Exercise:
Word for word, copy all the data and drop the pictures.

(Rows from a figure dataset)
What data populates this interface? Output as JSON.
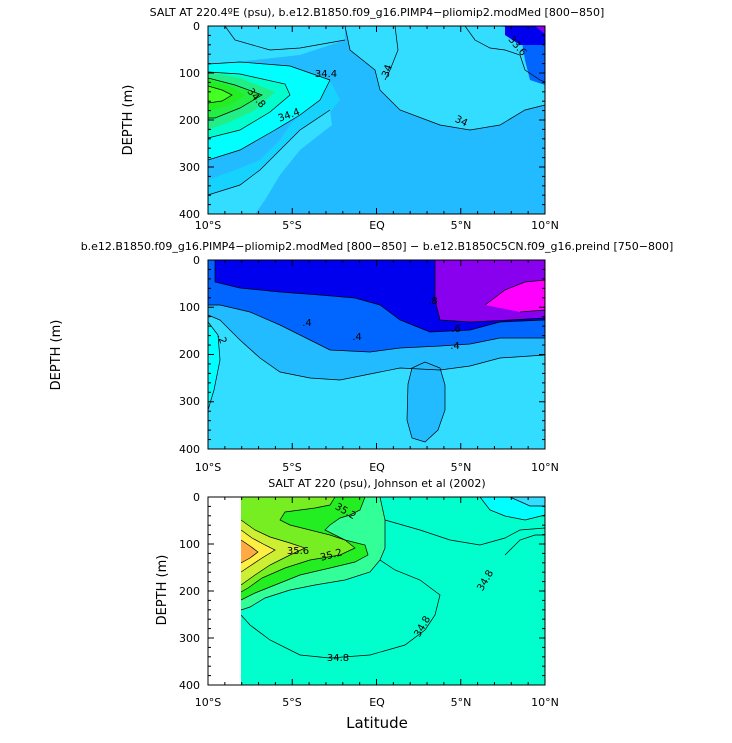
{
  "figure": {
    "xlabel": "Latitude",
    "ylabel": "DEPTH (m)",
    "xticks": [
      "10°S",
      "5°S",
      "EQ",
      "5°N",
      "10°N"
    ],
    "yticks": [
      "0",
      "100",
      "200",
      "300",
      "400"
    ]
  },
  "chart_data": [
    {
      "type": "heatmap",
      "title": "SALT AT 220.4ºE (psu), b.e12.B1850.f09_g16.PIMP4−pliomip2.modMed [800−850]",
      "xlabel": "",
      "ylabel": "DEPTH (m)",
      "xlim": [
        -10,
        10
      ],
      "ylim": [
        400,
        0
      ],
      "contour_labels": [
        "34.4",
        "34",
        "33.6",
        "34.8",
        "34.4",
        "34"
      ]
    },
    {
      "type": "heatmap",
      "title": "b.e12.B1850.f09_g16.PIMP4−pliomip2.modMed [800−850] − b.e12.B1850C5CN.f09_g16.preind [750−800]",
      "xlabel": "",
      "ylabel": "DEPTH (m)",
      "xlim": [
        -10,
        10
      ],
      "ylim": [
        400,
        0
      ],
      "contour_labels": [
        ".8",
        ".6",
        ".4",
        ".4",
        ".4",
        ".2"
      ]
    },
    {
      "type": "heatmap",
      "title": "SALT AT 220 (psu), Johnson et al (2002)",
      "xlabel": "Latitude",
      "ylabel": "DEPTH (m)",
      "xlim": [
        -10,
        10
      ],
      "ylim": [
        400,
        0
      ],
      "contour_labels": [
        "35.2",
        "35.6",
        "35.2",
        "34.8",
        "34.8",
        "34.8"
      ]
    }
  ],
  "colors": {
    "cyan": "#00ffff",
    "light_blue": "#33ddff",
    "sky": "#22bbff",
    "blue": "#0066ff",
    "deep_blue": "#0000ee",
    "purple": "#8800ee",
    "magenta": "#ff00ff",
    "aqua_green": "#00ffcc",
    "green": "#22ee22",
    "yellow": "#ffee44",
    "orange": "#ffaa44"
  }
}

Written answer:
What data populates this interface? Output as JSON.
{
  "figure": {
    "xlabel": "Latitude",
    "ylabel": "DEPTH (m)",
    "xticks": [
      "10°S",
      "5°S",
      "EQ",
      "5°N",
      "10°N"
    ],
    "yticks": [
      "0",
      "100",
      "200",
      "300",
      "400"
    ]
  },
  "chart_data": [
    {
      "type": "heatmap",
      "title": "SALT AT 220.4ºE (psu), b.e12.B1850.f09_g16.PIMP4−pliomip2.modMed [800−850]",
      "xlabel": "",
      "ylabel": "DEPTH (m)",
      "xlim": [
        -10,
        10
      ],
      "ylim": [
        400,
        0
      ],
      "contour_labels": [
        "34.4",
        "34",
        "33.6",
        "34.8",
        "34.4",
        "34"
      ]
    },
    {
      "type": "heatmap",
      "title": "b.e12.B1850.f09_g16.PIMP4−pliomip2.modMed [800−850] − b.e12.B1850C5CN.f09_g16.preind [750−800]",
      "xlabel": "",
      "ylabel": "DEPTH (m)",
      "xlim": [
        -10,
        10
      ],
      "ylim": [
        400,
        0
      ],
      "contour_labels": [
        ".8",
        ".6",
        ".4",
        ".4",
        ".4",
        ".2"
      ]
    },
    {
      "type": "heatmap",
      "title": "SALT AT 220 (psu), Johnson et al (2002)",
      "xlabel": "Latitude",
      "ylabel": "DEPTH (m)",
      "xlim": [
        -10,
        10
      ],
      "ylim": [
        400,
        0
      ],
      "contour_labels": [
        "35.2",
        "35.6",
        "35.2",
        "34.8",
        "34.8",
        "34.8"
      ]
    }
  ],
  "colors": {
    "cyan": "#00ffff",
    "light_blue": "#33ddff",
    "sky": "#22bbff",
    "blue": "#0066ff",
    "deep_blue": "#0000ee",
    "purple": "#8800ee",
    "magenta": "#ff00ff",
    "aqua_green": "#00ffcc",
    "green": "#22ee22",
    "yellow": "#ffee44",
    "orange": "#ffaa44"
  }
}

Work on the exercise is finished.